EXERCISE TASK: Copy out all of the data exactly as it appears.

MATERIAL FOR THIS TASK:

□ □ □ □ □ □ □

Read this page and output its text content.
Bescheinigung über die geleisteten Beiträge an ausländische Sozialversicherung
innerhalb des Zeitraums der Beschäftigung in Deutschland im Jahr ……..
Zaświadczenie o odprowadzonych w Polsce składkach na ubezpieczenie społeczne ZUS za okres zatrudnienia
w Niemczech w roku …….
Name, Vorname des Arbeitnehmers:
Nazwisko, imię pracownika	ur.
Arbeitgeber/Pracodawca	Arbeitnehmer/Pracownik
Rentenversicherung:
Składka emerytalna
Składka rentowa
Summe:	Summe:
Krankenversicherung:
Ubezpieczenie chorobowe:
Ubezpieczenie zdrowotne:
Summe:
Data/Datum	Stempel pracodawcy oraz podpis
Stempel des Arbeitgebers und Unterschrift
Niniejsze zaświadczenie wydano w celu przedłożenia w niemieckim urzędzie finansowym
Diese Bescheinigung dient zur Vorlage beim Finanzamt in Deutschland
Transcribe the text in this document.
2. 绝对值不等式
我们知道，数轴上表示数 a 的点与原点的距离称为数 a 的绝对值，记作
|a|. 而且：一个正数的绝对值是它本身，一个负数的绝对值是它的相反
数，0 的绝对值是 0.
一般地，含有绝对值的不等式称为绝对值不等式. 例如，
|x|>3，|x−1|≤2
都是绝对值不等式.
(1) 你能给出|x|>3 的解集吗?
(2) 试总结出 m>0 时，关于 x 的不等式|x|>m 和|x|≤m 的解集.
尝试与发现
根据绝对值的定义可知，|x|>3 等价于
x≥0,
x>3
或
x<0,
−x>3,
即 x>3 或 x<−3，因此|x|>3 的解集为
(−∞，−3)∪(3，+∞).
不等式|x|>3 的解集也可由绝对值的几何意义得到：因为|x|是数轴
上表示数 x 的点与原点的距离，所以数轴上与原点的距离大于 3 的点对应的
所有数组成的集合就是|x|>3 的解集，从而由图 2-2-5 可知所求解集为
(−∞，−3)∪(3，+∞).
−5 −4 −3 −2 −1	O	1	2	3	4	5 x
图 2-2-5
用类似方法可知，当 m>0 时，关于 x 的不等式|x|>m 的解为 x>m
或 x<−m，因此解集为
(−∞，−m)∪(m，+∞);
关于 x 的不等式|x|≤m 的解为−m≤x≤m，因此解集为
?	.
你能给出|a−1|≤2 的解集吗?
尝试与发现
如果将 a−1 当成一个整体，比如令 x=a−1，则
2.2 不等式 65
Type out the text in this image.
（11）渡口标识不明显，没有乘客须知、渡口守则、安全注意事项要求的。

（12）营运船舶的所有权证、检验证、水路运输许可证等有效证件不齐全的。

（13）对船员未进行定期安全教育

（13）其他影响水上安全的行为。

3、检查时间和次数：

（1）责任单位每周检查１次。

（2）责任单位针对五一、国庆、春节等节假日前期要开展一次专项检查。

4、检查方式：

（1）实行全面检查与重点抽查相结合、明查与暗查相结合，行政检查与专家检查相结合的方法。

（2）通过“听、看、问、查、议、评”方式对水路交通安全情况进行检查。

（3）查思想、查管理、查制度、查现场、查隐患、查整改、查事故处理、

□ □ □ □ □ □ □

ANSWER TO THIS PROBLEM:
Read this page and output its text content.
Bescheinigung über die geleisteten Beiträge an ausländische Sozialversicherung
innerhalb des Zeitraums der Beschäftigung in Deutschland im Jahr ……..
Zaświadczenie o odprowadzonych w Polsce składkach na ubezpieczenie społeczne ZUS za okres zatrudnienia
w Niemczech w roku …….
Name, Vorname des Arbeitnehmers:
Nazwisko, imię pracownika	ur.
Arbeitgeber/Pracodawca	Arbeitnehmer/Pracownik
Rentenversicherung:
Składka emerytalna
Składka rentowa
Summe:	Summe:
Krankenversicherung:
Ubezpieczenie chorobowe:
Ubezpieczenie zdrowotne:
Summe:
Data/Datum	Stempel pracodawcy oraz podpis
Stempel des Arbeitgebers und Unterschrift
Niniejsze zaświadczenie wydano w celu przedłożenia w niemieckim urzędzie finansowym
Diese Bescheinigung dient zur Vorlage beim Finanzamt in Deutschland
Transcribe the text in this document.
2. 绝对值不等式
我们知道，数轴上表示数 a 的点与原点的距离称为数 a 的绝对值，记作
|a|. 而且：一个正数的绝对值是它本身，一个负数的绝对值是它的相反
数，0 的绝对值是 0.
一般地，含有绝对值的不等式称为绝对值不等式. 例如，
|x|>3，|x−1|≤2
都是绝对值不等式.
(1) 你能给出|x|>3 的解集吗?
(2) 试总结出 m>0 时，关于 x 的不等式|x|>m 和|x|≤m 的解集.
尝试与发现
根据绝对值的定义可知，|x|>3 等价于
x≥0,
x>3
或
x<0,
−x>3,
即 x>3 或 x<−3，因此|x|>3 的解集为
(−∞，−3)∪(3，+∞).
不等式|x|>3 的解集也可由绝对值的几何意义得到：因为|x|是数轴
上表示数 x 的点与原点的距离，所以数轴上与原点的距离大于 3 的点对应的
所有数组成的集合就是|x|>3 的解集，从而由图 2-2-5 可知所求解集为
(−∞，−3)∪(3，+∞).
−5 −4 −3 −2 −1	O	1	2	3	4	5 x
图 2-2-5
用类似方法可知，当 m>0 时，关于 x 的不等式|x|>m 的解为 x>m
或 x<−m，因此解集为
(−∞，−m)∪(m，+∞);
关于 x 的不等式|x|≤m 的解为−m≤x≤m，因此解集为
?	.
你能给出|a−1|≤2 的解集吗?
尝试与发现
如果将 a−1 当成一个整体，比如令 x=a−1，则
2.2 不等式 65
Type out the text in this image.
（11）渡口标识不明显，没有乘客须知、渡口守则、安全注意事项要求的。

（12）营运船舶的所有权证、检验证、水路运输许可证等有效证件不齐全的。

（13）对船员未进行定期安全教育

（13）其他影响水上安全的行为。

3、检查时间和次数：

（1）责任单位每周检查１次。

（2）责任单位针对五一、国庆、春节等节假日前期要开展一次专项检查。

4、检查方式：

（1）实行全面检查与重点抽查相结合、明查与暗查相结合，行政检查与专家检查相结合的方法。

（2）通过“听、看、问、查、议、评”方式对水路交通安全情况进行检查。

（3）查思想、查管理、查制度、查现场、查隐患、查整改、查事故处理、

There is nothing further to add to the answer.